(Dataset listings of figures)
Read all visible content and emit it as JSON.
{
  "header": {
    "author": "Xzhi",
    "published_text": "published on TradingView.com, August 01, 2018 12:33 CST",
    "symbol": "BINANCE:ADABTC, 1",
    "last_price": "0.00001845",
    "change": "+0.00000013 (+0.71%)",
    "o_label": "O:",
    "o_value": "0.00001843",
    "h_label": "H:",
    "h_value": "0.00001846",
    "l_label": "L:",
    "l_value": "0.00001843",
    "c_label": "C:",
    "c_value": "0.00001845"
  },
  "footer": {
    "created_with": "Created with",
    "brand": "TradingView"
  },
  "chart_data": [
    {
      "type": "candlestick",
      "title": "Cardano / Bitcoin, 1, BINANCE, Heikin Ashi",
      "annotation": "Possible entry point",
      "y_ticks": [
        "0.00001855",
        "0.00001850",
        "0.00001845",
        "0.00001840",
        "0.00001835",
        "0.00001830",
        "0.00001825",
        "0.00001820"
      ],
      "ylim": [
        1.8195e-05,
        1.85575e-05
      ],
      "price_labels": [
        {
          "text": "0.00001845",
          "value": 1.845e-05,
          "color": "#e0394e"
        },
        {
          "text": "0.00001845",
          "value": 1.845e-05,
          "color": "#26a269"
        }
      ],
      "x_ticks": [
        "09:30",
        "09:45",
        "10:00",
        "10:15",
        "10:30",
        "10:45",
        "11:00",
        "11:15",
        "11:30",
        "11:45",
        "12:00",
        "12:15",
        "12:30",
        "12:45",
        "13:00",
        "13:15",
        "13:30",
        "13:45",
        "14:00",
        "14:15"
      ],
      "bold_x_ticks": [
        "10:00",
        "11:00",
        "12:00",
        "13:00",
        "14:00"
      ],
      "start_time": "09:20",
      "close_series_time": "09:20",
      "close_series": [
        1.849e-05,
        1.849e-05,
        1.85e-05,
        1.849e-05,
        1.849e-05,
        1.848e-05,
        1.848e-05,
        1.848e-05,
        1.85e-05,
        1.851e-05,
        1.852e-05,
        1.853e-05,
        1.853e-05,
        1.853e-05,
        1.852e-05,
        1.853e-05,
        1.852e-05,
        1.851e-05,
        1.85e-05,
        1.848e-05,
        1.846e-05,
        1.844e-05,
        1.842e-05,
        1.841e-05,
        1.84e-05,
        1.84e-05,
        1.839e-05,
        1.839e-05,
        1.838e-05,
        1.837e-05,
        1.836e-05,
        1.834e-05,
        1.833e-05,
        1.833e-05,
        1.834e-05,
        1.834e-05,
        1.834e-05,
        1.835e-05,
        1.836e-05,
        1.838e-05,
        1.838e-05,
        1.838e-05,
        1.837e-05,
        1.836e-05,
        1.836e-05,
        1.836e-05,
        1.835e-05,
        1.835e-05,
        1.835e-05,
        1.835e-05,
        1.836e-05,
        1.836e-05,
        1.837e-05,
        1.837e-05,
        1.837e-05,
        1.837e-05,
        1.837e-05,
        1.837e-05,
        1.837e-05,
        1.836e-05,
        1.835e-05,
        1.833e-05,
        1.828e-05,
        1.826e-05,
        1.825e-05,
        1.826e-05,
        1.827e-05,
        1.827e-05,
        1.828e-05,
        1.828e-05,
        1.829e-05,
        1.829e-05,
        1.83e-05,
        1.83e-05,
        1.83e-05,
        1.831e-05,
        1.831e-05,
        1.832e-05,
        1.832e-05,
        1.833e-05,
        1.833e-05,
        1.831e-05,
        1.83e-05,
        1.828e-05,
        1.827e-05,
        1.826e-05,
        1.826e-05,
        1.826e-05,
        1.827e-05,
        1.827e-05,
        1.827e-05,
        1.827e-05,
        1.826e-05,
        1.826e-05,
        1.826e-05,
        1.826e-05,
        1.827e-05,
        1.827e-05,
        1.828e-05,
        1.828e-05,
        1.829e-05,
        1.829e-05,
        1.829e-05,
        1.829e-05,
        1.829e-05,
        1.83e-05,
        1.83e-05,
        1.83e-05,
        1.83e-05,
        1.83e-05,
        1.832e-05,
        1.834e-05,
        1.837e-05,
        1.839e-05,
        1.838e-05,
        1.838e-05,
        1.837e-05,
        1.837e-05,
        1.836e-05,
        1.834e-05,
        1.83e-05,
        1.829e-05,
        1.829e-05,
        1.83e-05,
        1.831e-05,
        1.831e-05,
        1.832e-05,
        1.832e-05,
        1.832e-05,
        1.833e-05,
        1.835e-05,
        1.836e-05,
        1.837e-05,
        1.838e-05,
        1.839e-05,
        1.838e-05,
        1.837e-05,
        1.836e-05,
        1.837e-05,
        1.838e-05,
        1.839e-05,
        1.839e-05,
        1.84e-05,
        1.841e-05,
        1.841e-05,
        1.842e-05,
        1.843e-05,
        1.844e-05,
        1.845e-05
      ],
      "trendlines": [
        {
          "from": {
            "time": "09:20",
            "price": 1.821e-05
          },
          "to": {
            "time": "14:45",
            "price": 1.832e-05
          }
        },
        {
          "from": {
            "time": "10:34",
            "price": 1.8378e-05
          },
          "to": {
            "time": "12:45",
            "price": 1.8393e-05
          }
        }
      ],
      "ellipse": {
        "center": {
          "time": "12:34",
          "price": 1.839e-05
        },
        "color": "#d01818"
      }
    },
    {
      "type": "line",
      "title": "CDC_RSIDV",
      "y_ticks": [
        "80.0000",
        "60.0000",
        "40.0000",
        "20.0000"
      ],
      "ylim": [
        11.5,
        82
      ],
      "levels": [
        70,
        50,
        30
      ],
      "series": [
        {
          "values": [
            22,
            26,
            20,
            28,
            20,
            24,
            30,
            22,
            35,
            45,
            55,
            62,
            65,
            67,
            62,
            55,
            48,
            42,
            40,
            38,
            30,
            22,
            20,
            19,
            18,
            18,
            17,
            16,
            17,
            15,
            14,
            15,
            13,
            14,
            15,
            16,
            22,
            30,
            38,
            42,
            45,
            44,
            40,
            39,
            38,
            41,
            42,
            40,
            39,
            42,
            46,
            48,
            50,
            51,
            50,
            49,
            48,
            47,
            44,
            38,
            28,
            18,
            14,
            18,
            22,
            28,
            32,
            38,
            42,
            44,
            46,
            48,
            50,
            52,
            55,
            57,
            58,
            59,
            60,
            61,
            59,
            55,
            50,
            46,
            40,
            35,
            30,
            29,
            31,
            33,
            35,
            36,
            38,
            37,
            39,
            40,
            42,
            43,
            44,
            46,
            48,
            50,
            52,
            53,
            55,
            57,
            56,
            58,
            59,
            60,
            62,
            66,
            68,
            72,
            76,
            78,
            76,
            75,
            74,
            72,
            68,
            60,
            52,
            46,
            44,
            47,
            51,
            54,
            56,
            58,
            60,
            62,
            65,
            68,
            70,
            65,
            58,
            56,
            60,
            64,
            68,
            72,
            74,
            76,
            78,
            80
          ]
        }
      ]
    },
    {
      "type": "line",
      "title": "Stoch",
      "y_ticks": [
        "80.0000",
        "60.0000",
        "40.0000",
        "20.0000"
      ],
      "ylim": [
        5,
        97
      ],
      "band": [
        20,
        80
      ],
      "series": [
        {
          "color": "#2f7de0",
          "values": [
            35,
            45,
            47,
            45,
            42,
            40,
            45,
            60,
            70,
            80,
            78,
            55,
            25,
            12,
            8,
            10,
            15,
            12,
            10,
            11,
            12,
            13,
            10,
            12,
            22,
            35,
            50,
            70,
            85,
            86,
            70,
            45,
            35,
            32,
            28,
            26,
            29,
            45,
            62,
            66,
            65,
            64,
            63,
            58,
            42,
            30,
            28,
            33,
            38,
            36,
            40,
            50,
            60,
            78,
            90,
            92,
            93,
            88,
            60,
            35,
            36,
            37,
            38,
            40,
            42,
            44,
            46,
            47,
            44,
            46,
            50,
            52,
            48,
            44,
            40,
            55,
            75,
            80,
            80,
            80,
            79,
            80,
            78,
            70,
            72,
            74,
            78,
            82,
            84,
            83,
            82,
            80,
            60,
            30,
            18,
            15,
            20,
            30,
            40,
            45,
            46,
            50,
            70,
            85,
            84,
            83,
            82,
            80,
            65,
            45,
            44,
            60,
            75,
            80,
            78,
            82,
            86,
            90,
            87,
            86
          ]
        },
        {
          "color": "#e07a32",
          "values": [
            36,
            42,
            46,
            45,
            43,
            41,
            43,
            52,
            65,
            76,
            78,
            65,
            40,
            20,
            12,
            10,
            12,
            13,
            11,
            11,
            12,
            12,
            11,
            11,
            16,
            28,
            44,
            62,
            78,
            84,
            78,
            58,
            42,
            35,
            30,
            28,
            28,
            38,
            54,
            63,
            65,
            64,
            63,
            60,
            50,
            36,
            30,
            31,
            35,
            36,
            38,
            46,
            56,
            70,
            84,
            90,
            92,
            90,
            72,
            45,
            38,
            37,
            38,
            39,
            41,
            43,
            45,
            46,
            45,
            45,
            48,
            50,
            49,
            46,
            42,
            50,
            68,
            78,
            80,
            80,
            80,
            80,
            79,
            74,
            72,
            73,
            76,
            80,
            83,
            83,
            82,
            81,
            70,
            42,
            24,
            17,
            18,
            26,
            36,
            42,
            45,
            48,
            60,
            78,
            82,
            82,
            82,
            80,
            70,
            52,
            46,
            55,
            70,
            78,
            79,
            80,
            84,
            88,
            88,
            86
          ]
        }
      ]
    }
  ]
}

* _What is being asked_
Copy each line of the data above that holds "color".

* _Correct output_
          "color": "#e0394e"
          "color": "#26a269"
        "color": "#d01818"
          "color": "#2f7de0",
          "color": "#e07a32",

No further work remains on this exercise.